Your objective >>
Restate the whole listing word for word. Pictures are left out.
::::::
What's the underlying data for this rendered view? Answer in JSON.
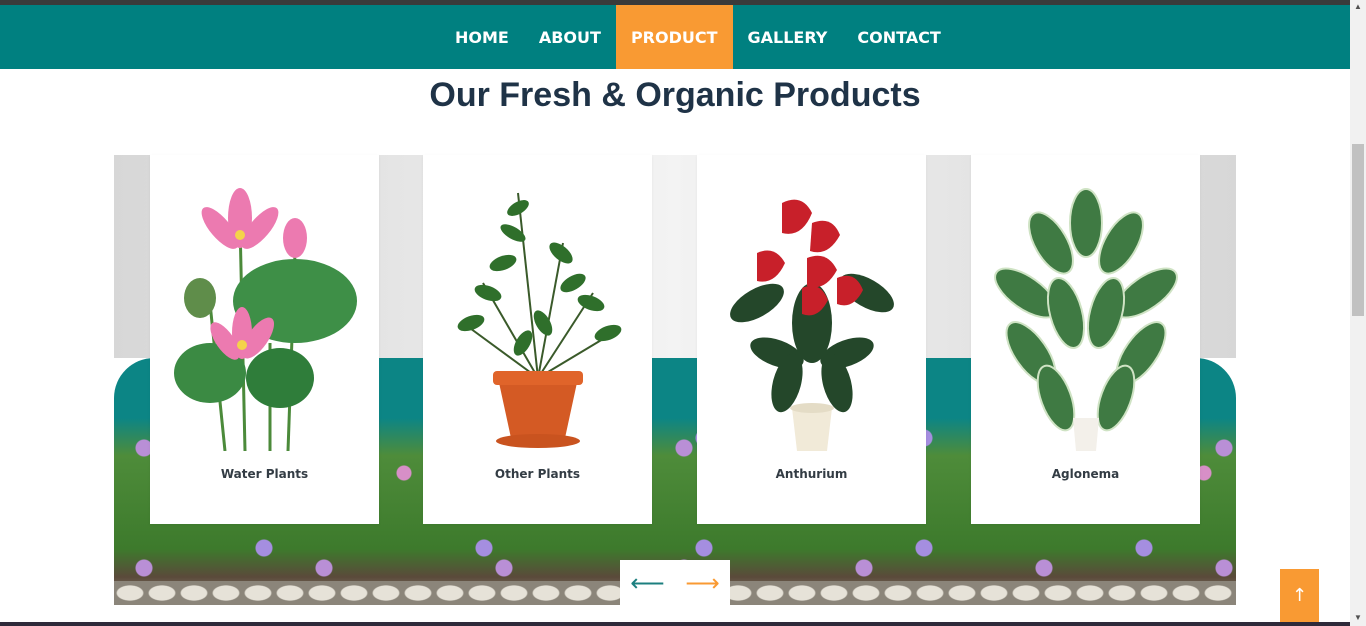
{
  "nav": {
    "items": [
      {
        "label": "HOME",
        "active": false
      },
      {
        "label": "ABOUT",
        "active": false
      },
      {
        "label": "PRODUCT",
        "active": true
      },
      {
        "label": "GALLERY",
        "active": false
      },
      {
        "label": "CONTACT",
        "active": false
      }
    ],
    "bar_color": "#008080",
    "active_color": "#f99a33"
  },
  "section": {
    "heading": "Our Fresh & Organic Products"
  },
  "products": [
    {
      "name": "Water Plants",
      "icon": "lotus-plant-image"
    },
    {
      "name": "Other Plants",
      "icon": "potted-zz-plant-image"
    },
    {
      "name": "Anthurium",
      "icon": "anthurium-plant-image"
    },
    {
      "name": "Aglonema",
      "icon": "aglonema-plant-image"
    }
  ],
  "slider_controls": {
    "prev_icon": "arrow-left-icon",
    "next_icon": "arrow-right-icon",
    "prev_glyph": "⟵",
    "next_glyph": "⟶"
  },
  "back_to_top": {
    "icon": "arrow-up-icon",
    "glyph": "↑"
  }
}
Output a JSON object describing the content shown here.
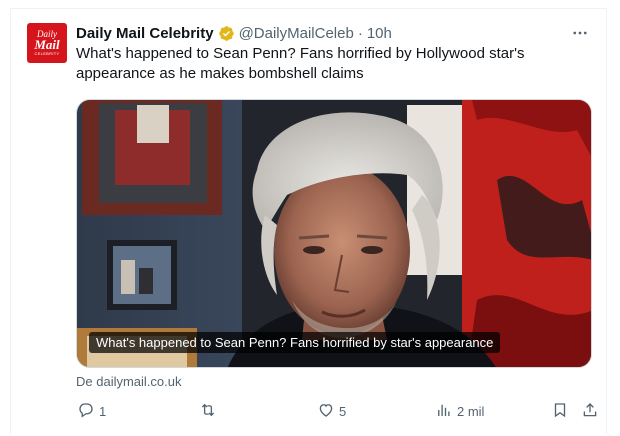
{
  "tweet": {
    "avatar": {
      "line1": "Daily",
      "line2": "Mail",
      "line3": "CELEBRITY"
    },
    "author_name": "Daily Mail Celebrity",
    "handle": "@DailyMailCeleb",
    "separator": "·",
    "time": "10h",
    "text": "What's happened to Sean Penn? Fans horrified by Hollywood star's appearance as he makes bombshell claims",
    "media_caption": "What's happened to Sean Penn? Fans horrified by star's appearance",
    "source": "De dailymail.co.uk",
    "actions": {
      "reply_count": "1",
      "retweet_count": "",
      "like_count": "5",
      "views_count": "2 mil"
    }
  },
  "colors": {
    "brand_red": "#d6141c",
    "verified_gold": "#e2b719",
    "muted_text": "#536471",
    "primary_text": "#0f1419"
  },
  "icons": {
    "verified": "verified-badge-icon",
    "more": "more-icon",
    "reply": "reply-icon",
    "retweet": "retweet-icon",
    "like": "heart-icon",
    "views": "views-chart-icon",
    "bookmark": "bookmark-icon",
    "share": "share-icon"
  }
}
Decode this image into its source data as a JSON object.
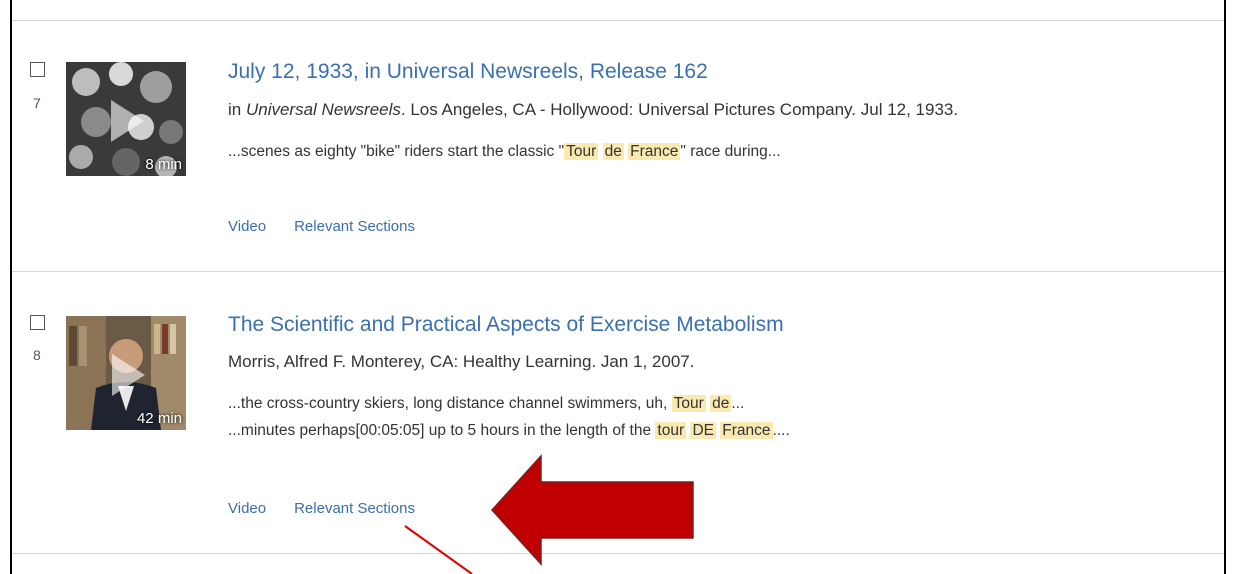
{
  "results": [
    {
      "index": "7",
      "duration": "8 min",
      "title": "July 12, 1933, in Universal Newsreels, Release 162",
      "meta_prefix": "in ",
      "meta_italic": "Universal Newsreels",
      "meta_suffix": ". Los Angeles, CA - Hollywood: Universal Pictures Company. Jul 12, 1933.",
      "snippet": {
        "a": "...scenes as eighty \"bike\" riders start the classic \"",
        "h1": "Tour",
        "h2": "de",
        "h3": "France",
        "b": "\" race during..."
      },
      "links": [
        "Video",
        "Relevant Sections"
      ]
    },
    {
      "index": "8",
      "duration": "42 min",
      "title": "The Scientific and Practical Aspects of Exercise Metabolism",
      "meta": "Morris, Alfred F. Monterey, CA: Healthy Learning. Jan 1, 2007.",
      "snippet1": {
        "a": "...the cross-country skiers, long distance channel swimmers, uh, ",
        "h1": "Tour",
        "h2": "de",
        "b": "..."
      },
      "snippet2": {
        "a": "...minutes perhaps[00:05:05] up to 5 hours in the length of the ",
        "h1": "tour",
        "h2": "DE",
        "h3": "France",
        "b": "...."
      },
      "links": [
        "Video",
        "Relevant Sections"
      ]
    }
  ],
  "annotation": {
    "arrow_color": "#c00000",
    "line_color": "#e00000"
  }
}
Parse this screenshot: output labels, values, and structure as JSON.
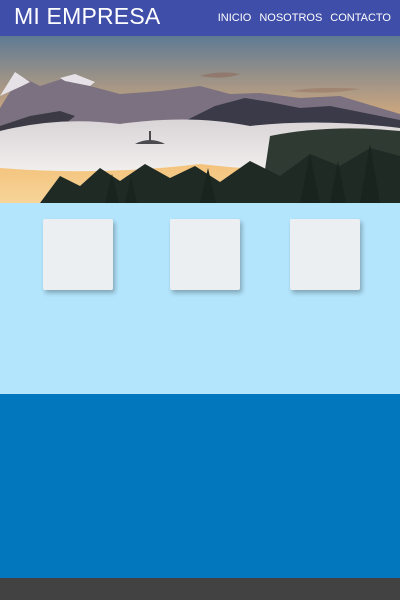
{
  "header": {
    "brand": "MI EMPRESA",
    "nav": [
      "INICIO",
      "NOSOTROS",
      "CONTACTO"
    ]
  },
  "hero": {
    "image": "mountain-landscape-with-fog-at-sunrise"
  },
  "features": {
    "cards": [
      {},
      {},
      {}
    ]
  },
  "colors": {
    "header": "#3f4ea8",
    "features_bg": "#b3e5fc",
    "card": "#eceff1",
    "content_bg": "#0277bd",
    "footer": "#424242"
  }
}
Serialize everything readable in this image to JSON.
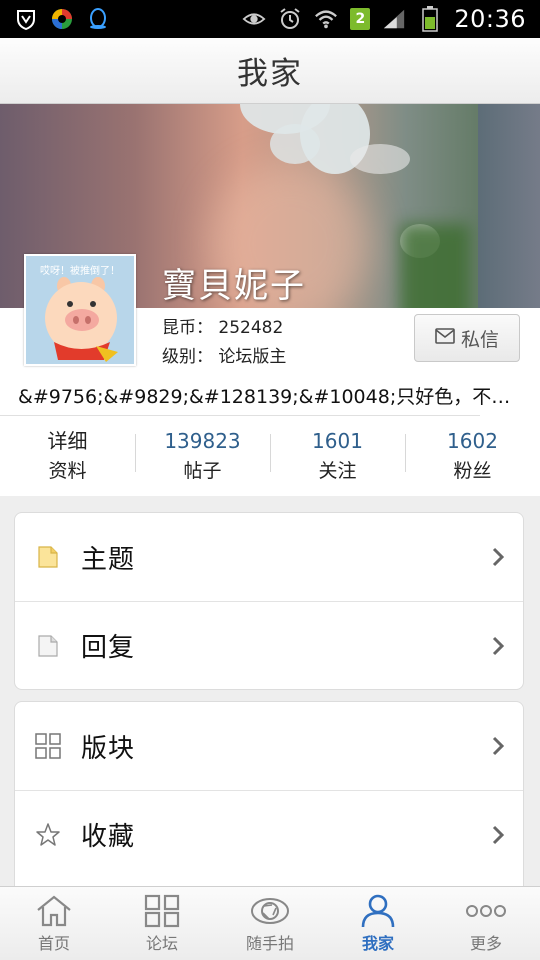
{
  "status_bar": {
    "time": "20:36",
    "sim_slot": "2"
  },
  "header": {
    "title": "我家"
  },
  "profile": {
    "username": "寶貝妮子",
    "avatar_caption": "哎呀！被推倒了！",
    "coins_label": "昆币：",
    "coins_value": "252482",
    "level_label": "级别：",
    "level_value": "论坛版主",
    "message_button": "私信",
    "signature": "&#9756;&#9829;&#128139;&#10048;只好色，不…"
  },
  "stats": [
    {
      "value": "详细",
      "label": "资料"
    },
    {
      "value": "139823",
      "label": "帖子"
    },
    {
      "value": "1601",
      "label": "关注"
    },
    {
      "value": "1602",
      "label": "粉丝"
    }
  ],
  "menu": {
    "group1": [
      {
        "label": "主题",
        "icon": "folder-icon"
      },
      {
        "label": "回复",
        "icon": "document-icon"
      }
    ],
    "group2": [
      {
        "label": "版块",
        "icon": "grid-icon"
      },
      {
        "label": "收藏",
        "icon": "star-icon"
      }
    ]
  },
  "tabbar": {
    "tabs": [
      {
        "label": "首页",
        "icon": "home-icon"
      },
      {
        "label": "论坛",
        "icon": "grid-icon"
      },
      {
        "label": "随手拍",
        "icon": "camera-aperture-icon"
      },
      {
        "label": "我家",
        "icon": "person-icon",
        "active": true
      },
      {
        "label": "更多",
        "icon": "more-dots-icon"
      }
    ]
  },
  "colors": {
    "accent": "#2f6fc0",
    "stat_number": "#2f5f8c"
  }
}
::::::
Solved problem >>
What's the underlying data for this rendered view? Answer in JSON.
{
  "nav": {
    "items": [
      {
        "label": "HOME",
        "active": false
      },
      {
        "label": "ABOUT",
        "active": false
      },
      {
        "label": "PRODUCT",
        "active": true
      },
      {
        "label": "GALLERY",
        "active": false
      },
      {
        "label": "CONTACT",
        "active": false
      }
    ],
    "bar_color": "#008080",
    "active_color": "#f99a33"
  },
  "section": {
    "heading": "Our Fresh & Organic Products"
  },
  "products": [
    {
      "name": "Water Plants",
      "icon": "lotus-plant-image"
    },
    {
      "name": "Other Plants",
      "icon": "potted-zz-plant-image"
    },
    {
      "name": "Anthurium",
      "icon": "anthurium-plant-image"
    },
    {
      "name": "Aglonema",
      "icon": "aglonema-plant-image"
    }
  ],
  "slider_controls": {
    "prev_icon": "arrow-left-icon",
    "next_icon": "arrow-right-icon",
    "prev_glyph": "⟵",
    "next_glyph": "⟶"
  },
  "back_to_top": {
    "icon": "arrow-up-icon",
    "glyph": "↑"
  }
}
Output a JSON object describing the content shown here.
{
  "tweet": {
    "avatar": {
      "line1": "Daily",
      "line2": "Mail",
      "line3": "CELEBRITY"
    },
    "author_name": "Daily Mail Celebrity",
    "handle": "@DailyMailCeleb",
    "separator": "·",
    "time": "10h",
    "text": "What's happened to Sean Penn? Fans horrified by Hollywood star's appearance as he makes bombshell claims",
    "media_caption": "What's happened to Sean Penn? Fans horrified by star's appearance",
    "source": "De dailymail.co.uk",
    "actions": {
      "reply_count": "1",
      "retweet_count": "",
      "like_count": "5",
      "views_count": "2 mil"
    }
  },
  "colors": {
    "brand_red": "#d6141c",
    "verified_gold": "#e2b719",
    "muted_text": "#536471",
    "primary_text": "#0f1419"
  },
  "icons": {
    "verified": "verified-badge-icon",
    "more": "more-icon",
    "reply": "reply-icon",
    "retweet": "retweet-icon",
    "like": "heart-icon",
    "views": "views-chart-icon",
    "bookmark": "bookmark-icon",
    "share": "share-icon"
  }
}
Decode this image into its source data as a JSON object.
{
  "results": [
    {
      "index": "7",
      "duration": "8 min",
      "title": "July 12, 1933, in Universal Newsreels, Release 162",
      "meta_prefix": "in ",
      "meta_italic": "Universal Newsreels",
      "meta_suffix": ". Los Angeles, CA - Hollywood: Universal Pictures Company. Jul 12, 1933.",
      "snippet": {
        "a": "...scenes as eighty \"bike\" riders start the classic \"",
        "h1": "Tour",
        "h2": "de",
        "h3": "France",
        "b": "\" race during..."
      },
      "links": [
        "Video",
        "Relevant Sections"
      ]
    },
    {
      "index": "8",
      "duration": "42 min",
      "title": "The Scientific and Practical Aspects of Exercise Metabolism",
      "meta": "Morris, Alfred F. Monterey, CA: Healthy Learning. Jan 1, 2007.",
      "snippet1": {
        "a": "...the cross-country skiers, long distance channel swimmers, uh, ",
        "h1": "Tour",
        "h2": "de",
        "b": "..."
      },
      "snippet2": {
        "a": "...minutes perhaps[00:05:05] up to 5 hours in the length of the ",
        "h1": "tour",
        "h2": "DE",
        "h3": "France",
        "b": "...."
      },
      "links": [
        "Video",
        "Relevant Sections"
      ]
    }
  ],
  "annotation": {
    "arrow_color": "#c00000",
    "line_color": "#e00000"
  }
}
Parse this screenshot: output labels, values, and structure as JSON.
{
  "header": {
    "brand": "MI EMPRESA",
    "nav": [
      "INICIO",
      "NOSOTROS",
      "CONTACTO"
    ]
  },
  "hero": {
    "image": "mountain-landscape-with-fog-at-sunrise"
  },
  "features": {
    "cards": [
      {},
      {},
      {}
    ]
  },
  "colors": {
    "header": "#3f4ea8",
    "features_bg": "#b3e5fc",
    "card": "#eceff1",
    "content_bg": "#0277bd",
    "footer": "#424242"
  }
}
Serialize everything readable in this image to JSON.
{
  "status_bar": {
    "time": "20:36",
    "sim_slot": "2"
  },
  "header": {
    "title": "我家"
  },
  "profile": {
    "username": "寶貝妮子",
    "avatar_caption": "哎呀！被推倒了！",
    "coins_label": "昆币：",
    "coins_value": "252482",
    "level_label": "级别：",
    "level_value": "论坛版主",
    "message_button": "私信",
    "signature": "&#9756;&#9829;&#128139;&#10048;只好色，不…"
  },
  "stats": [
    {
      "value": "详细",
      "label": "资料"
    },
    {
      "value": "139823",
      "label": "帖子"
    },
    {
      "value": "1601",
      "label": "关注"
    },
    {
      "value": "1602",
      "label": "粉丝"
    }
  ],
  "menu": {
    "group1": [
      {
        "label": "主题",
        "icon": "folder-icon"
      },
      {
        "label": "回复",
        "icon": "document-icon"
      }
    ],
    "group2": [
      {
        "label": "版块",
        "icon": "grid-icon"
      },
      {
        "label": "收藏",
        "icon": "star-icon"
      }
    ]
  },
  "tabbar": {
    "tabs": [
      {
        "label": "首页",
        "icon": "home-icon"
      },
      {
        "label": "论坛",
        "icon": "grid-icon"
      },
      {
        "label": "随手拍",
        "icon": "camera-aperture-icon"
      },
      {
        "label": "我家",
        "icon": "person-icon",
        "active": true
      },
      {
        "label": "更多",
        "icon": "more-dots-icon"
      }
    ]
  },
  "colors": {
    "accent": "#2f6fc0",
    "stat_number": "#2f5f8c"
  }
}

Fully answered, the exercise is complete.